> [What is expected] Copy each line below in which the string "provide" occurs.

(Records contained in a dataset)
* * * * * * * * *

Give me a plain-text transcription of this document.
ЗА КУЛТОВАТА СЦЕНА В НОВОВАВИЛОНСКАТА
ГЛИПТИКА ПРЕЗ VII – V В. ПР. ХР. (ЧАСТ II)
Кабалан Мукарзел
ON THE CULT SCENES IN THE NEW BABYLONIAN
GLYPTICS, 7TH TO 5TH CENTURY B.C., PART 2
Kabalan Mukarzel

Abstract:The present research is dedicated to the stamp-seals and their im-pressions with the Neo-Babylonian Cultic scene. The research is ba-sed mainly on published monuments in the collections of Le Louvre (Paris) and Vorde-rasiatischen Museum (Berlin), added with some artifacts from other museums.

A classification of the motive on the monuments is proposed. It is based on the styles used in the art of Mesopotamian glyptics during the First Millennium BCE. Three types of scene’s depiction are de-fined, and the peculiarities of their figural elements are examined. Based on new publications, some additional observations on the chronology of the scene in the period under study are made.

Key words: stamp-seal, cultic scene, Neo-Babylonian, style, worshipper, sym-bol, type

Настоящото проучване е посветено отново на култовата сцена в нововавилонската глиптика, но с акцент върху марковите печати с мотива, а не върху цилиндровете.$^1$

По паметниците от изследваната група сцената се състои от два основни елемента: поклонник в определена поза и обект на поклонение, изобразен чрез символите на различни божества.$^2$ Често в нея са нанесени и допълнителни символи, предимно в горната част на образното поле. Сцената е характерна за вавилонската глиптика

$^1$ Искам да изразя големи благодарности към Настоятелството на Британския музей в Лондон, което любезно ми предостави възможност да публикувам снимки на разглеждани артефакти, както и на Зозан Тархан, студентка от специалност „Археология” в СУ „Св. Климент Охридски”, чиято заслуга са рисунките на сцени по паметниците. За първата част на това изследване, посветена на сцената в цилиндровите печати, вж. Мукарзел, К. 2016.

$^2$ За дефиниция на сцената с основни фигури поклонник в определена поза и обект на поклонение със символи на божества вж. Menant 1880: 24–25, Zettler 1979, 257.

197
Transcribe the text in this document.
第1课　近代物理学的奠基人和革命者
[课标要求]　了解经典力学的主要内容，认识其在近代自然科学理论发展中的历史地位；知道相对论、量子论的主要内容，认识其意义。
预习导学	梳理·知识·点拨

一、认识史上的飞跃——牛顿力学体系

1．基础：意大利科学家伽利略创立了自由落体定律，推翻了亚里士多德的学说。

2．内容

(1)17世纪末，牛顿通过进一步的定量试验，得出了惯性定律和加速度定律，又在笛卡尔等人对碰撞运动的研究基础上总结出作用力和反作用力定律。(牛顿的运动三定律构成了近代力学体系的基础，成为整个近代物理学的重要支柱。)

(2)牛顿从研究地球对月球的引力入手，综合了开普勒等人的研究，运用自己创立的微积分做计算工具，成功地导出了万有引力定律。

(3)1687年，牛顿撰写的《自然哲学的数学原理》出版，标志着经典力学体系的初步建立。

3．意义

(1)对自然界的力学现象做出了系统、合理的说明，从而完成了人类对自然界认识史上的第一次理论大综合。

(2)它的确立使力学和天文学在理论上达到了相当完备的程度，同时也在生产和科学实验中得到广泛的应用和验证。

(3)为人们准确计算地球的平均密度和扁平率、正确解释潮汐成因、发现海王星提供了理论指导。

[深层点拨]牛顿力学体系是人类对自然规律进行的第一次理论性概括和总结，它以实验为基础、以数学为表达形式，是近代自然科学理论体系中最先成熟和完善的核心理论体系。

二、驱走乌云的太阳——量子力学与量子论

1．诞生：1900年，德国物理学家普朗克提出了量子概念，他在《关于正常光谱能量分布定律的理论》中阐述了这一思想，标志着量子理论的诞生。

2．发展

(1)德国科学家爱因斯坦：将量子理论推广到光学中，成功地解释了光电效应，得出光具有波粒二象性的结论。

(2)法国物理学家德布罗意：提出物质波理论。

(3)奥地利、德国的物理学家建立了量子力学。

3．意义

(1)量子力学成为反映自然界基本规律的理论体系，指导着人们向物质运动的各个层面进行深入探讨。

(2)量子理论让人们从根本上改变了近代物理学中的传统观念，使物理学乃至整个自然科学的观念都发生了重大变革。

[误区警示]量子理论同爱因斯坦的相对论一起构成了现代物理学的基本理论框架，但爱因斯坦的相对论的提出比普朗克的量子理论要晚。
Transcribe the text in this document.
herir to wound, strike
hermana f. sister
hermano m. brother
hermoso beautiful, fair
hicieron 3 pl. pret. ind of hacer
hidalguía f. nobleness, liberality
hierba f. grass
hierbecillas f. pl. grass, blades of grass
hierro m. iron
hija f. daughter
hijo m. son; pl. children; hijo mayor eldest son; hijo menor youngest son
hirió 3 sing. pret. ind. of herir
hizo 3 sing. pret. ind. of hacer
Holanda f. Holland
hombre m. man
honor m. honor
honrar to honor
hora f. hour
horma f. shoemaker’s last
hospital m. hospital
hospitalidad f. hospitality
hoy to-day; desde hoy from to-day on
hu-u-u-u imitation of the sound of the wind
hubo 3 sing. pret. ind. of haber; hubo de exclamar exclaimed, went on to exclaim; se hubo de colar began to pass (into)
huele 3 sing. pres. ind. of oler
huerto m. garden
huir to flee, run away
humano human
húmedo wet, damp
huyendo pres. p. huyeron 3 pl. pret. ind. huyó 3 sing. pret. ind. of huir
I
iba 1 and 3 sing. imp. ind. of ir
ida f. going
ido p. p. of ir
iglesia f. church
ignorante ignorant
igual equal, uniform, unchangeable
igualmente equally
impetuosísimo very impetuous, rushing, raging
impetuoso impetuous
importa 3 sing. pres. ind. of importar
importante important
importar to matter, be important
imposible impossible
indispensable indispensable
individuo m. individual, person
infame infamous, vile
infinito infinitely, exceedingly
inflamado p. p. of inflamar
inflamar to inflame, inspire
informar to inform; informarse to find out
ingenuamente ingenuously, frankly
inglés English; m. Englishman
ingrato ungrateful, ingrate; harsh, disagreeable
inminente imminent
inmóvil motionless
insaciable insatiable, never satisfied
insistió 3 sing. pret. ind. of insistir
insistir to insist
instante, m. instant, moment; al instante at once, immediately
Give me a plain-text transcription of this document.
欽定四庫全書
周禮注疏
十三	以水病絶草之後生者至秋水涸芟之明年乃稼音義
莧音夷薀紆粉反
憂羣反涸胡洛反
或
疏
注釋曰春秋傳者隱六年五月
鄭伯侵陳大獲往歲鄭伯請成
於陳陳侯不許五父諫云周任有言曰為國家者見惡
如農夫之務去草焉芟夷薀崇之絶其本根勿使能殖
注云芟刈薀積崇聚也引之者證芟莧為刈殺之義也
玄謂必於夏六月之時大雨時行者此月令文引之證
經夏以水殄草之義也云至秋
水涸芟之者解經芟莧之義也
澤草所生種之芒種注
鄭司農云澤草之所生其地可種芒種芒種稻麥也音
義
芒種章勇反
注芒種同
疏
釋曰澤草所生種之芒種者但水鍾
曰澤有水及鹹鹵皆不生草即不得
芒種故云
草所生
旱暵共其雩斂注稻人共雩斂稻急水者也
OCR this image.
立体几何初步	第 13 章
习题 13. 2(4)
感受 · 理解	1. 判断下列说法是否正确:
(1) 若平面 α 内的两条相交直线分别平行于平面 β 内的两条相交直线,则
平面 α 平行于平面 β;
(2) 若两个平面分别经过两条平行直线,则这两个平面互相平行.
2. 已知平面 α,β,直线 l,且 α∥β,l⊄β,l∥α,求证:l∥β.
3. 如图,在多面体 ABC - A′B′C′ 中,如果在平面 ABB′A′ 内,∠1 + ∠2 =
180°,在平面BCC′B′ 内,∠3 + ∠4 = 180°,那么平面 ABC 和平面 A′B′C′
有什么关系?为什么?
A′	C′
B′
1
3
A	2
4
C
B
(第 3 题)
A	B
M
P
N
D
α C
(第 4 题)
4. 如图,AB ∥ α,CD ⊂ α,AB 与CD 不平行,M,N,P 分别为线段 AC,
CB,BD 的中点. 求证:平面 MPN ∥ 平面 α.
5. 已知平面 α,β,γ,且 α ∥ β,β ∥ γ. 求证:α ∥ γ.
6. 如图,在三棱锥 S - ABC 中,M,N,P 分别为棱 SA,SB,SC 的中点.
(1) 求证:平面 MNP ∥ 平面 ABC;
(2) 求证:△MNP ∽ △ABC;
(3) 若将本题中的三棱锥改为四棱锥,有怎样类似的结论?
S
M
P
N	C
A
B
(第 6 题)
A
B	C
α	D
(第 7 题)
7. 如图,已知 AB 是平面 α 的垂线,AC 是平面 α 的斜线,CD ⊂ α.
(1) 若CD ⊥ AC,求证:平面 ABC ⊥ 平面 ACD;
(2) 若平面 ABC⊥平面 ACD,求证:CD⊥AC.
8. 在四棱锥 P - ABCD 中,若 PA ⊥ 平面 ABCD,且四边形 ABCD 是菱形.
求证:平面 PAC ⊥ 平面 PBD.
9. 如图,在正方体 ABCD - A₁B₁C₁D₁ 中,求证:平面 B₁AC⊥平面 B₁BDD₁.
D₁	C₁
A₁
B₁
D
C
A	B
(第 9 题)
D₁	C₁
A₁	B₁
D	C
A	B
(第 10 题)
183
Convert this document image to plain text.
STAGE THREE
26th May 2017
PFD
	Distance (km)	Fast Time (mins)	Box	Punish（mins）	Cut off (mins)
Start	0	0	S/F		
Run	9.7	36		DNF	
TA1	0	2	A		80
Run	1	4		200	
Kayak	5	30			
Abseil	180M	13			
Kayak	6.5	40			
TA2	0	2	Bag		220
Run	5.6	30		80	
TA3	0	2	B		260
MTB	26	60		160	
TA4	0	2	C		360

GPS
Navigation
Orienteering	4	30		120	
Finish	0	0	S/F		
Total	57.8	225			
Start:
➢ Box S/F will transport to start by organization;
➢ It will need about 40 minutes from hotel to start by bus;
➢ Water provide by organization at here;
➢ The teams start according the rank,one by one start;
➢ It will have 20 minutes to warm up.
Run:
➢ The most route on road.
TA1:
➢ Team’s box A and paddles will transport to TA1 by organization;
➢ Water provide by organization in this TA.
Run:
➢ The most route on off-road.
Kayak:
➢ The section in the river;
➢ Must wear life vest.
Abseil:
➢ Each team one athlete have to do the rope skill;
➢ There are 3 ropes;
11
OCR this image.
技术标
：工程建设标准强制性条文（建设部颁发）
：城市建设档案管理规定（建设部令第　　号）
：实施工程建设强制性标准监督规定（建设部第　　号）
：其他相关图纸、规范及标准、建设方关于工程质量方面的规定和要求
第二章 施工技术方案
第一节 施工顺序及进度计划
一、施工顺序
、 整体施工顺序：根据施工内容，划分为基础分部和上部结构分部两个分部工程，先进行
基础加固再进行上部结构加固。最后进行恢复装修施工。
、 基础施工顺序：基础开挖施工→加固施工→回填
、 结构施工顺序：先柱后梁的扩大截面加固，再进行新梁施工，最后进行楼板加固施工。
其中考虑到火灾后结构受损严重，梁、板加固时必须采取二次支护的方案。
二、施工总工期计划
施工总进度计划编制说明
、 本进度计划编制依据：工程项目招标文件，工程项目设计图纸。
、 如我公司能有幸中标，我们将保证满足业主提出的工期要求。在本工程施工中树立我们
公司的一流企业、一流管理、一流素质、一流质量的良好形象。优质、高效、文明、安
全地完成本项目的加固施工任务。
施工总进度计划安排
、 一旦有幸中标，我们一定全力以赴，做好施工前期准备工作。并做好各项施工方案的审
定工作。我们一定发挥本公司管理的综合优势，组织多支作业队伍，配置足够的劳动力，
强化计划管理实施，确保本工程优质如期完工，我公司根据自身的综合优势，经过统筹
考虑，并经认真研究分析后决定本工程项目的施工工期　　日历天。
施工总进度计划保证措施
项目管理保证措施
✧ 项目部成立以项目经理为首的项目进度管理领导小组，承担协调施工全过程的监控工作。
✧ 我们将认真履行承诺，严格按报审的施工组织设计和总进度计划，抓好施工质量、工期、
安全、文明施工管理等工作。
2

* * * * * * * * *

> [Task answer]
➢ Water provide by organization at here;
➢ Water provide by organization in this TA.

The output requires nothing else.